* BEGIN Text to read *

2017 Volnay, Caillerets, 1er Cru, Domaine Bitouzet-Prieur, Burgundy
About this WINE
Domaine Bitouzet-Prieur – along with current winemaker François – was born of the marriage of Vincent Bitouzet (of Volnay) and Ann Prieur (of Meursault), bringing together two distinguished Burgundian families.
The domaine has a red cellar next door to Lafarge (who are distant cousins) and a white cellar in Meursault, with reds making up approximately 60 percent of production.
The estate’s notable vineyard holdings include a selection of the finest Premier Cru sites in Volnay and Meursault. The whites are elegant and restrained, rather than being broad-shouldered, old-fashioned Meursault. The reds are de-stemmed, with new oak kept to a modest level.

* END Text to read *
* BEGIN Record extracts *

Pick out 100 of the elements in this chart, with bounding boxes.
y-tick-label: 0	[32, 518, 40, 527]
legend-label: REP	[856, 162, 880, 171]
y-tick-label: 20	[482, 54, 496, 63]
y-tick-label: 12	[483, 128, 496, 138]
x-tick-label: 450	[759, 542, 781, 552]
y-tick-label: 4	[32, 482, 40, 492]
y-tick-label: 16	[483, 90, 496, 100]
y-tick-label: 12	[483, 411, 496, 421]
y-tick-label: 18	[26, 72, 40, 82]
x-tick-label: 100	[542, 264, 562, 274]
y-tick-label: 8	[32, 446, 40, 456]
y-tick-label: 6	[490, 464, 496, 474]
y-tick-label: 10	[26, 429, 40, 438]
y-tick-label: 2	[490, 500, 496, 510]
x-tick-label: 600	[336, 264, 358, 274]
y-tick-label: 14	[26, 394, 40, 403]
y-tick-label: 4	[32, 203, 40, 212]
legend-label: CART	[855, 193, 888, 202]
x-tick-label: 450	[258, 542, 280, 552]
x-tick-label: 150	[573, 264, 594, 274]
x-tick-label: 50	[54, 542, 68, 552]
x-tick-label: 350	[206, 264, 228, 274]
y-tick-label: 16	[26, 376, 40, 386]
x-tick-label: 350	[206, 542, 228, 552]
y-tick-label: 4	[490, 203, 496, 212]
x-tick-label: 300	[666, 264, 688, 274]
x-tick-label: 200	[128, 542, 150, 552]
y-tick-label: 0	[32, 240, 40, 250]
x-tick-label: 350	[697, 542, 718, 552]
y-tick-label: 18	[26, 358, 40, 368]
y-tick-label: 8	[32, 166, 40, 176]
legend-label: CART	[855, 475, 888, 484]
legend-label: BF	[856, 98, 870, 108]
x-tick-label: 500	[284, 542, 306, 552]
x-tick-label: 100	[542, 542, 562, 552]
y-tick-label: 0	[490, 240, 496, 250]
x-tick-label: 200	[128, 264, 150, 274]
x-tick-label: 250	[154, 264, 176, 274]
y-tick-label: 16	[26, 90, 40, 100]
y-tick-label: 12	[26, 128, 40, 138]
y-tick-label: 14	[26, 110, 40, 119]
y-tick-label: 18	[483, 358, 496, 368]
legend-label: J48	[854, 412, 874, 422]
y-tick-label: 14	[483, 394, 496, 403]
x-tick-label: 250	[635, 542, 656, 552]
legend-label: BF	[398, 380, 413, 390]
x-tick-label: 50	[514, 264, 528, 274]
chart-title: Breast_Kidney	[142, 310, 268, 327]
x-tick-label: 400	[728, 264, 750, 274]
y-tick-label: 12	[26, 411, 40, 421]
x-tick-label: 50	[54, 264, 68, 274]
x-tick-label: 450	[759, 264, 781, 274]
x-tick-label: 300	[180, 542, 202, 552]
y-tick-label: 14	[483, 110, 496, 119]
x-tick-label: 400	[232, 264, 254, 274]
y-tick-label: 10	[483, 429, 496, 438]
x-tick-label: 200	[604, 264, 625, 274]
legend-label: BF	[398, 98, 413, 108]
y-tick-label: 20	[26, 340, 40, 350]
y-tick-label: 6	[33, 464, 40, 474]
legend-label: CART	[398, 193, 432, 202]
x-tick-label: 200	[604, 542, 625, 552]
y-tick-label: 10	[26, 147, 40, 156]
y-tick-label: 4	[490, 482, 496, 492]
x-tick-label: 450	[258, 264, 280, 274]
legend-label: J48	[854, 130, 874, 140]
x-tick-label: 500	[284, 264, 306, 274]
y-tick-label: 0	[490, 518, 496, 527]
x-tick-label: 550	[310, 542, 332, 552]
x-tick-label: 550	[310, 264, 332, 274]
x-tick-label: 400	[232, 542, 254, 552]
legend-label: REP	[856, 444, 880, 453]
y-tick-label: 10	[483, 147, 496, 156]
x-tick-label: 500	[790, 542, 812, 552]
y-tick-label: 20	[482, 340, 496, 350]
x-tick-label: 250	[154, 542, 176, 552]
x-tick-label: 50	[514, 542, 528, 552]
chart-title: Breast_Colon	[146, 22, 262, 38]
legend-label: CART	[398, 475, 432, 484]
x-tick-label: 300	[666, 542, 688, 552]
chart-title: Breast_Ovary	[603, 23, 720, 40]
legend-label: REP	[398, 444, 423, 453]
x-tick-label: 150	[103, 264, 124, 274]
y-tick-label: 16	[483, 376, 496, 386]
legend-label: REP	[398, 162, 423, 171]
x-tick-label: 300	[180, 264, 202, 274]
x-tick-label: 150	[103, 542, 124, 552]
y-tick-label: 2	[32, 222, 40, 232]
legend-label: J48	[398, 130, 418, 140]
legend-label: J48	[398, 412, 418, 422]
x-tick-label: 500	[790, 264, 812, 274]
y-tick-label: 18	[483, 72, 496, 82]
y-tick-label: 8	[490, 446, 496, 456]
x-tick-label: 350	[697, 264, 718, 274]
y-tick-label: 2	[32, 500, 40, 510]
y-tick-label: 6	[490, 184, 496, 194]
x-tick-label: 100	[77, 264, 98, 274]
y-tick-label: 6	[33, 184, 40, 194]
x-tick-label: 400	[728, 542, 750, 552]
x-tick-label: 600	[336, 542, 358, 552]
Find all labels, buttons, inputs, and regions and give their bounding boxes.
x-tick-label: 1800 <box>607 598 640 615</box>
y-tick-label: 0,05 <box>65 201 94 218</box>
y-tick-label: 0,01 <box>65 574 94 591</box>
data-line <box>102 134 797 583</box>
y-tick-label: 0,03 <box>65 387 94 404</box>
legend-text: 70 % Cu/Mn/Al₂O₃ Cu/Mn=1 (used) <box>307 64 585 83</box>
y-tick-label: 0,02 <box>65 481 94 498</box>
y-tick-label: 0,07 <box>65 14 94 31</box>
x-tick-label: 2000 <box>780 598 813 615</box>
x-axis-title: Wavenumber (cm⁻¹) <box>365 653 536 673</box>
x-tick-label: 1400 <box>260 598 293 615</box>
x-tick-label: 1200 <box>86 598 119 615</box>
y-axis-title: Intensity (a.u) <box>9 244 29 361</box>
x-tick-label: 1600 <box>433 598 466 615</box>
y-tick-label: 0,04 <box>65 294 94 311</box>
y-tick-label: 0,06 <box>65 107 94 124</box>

* END Record extracts *

## Task instructions
[1] In the wine text, roughly what share of the domaine's production is made up of reds?
[2] Carry on the wine description of Domaine Bitouzet-Prieur from the point where it stops.

## Outputs by task
[1] Approximately 60 percent.

[2]
The finest and most elegant red wines of the Côte de Beaune are grown in Volnay, a village which might be twinned with Chambolle- Musigny in the Côte de Nuits, for the high active chalk content in the soil and comparatively low clay content.Whereas in earlier times Volnay was made in a particularly light, early drinking style, these days there are many producers making wines which age extremely well. The best vineyards run either side of the RN73 trunk road.
- 98 hectares of village Volnay
- 115 hectares of Premier Cru vineyards (35 in all). The finest include Les Taillepieds, Clos des Chênes, Champans, Caillerets (including Clos des 60 Ouvrées) and Santenots in Meursault.
- Recommended producers: Lafarge, Lafon, de Montille
Pinot Noir is probably the most frustrating, and at times infuriating, wine grape in the world. However when it is successful, it can produce some of the most sublime wines known to man. This thin-skinned grape which grows in small, tight bunches performs well on well-drained, deepish limestone based subsoils as are found on Burgundy's Côte d'Or.
Pinot Noir is more susceptible than other varieties to over cropping - concentration and varietal character disappear rapidly if yields are excessive and yields as little as 25hl/ha are the norm for some climats of the Côte d`Or.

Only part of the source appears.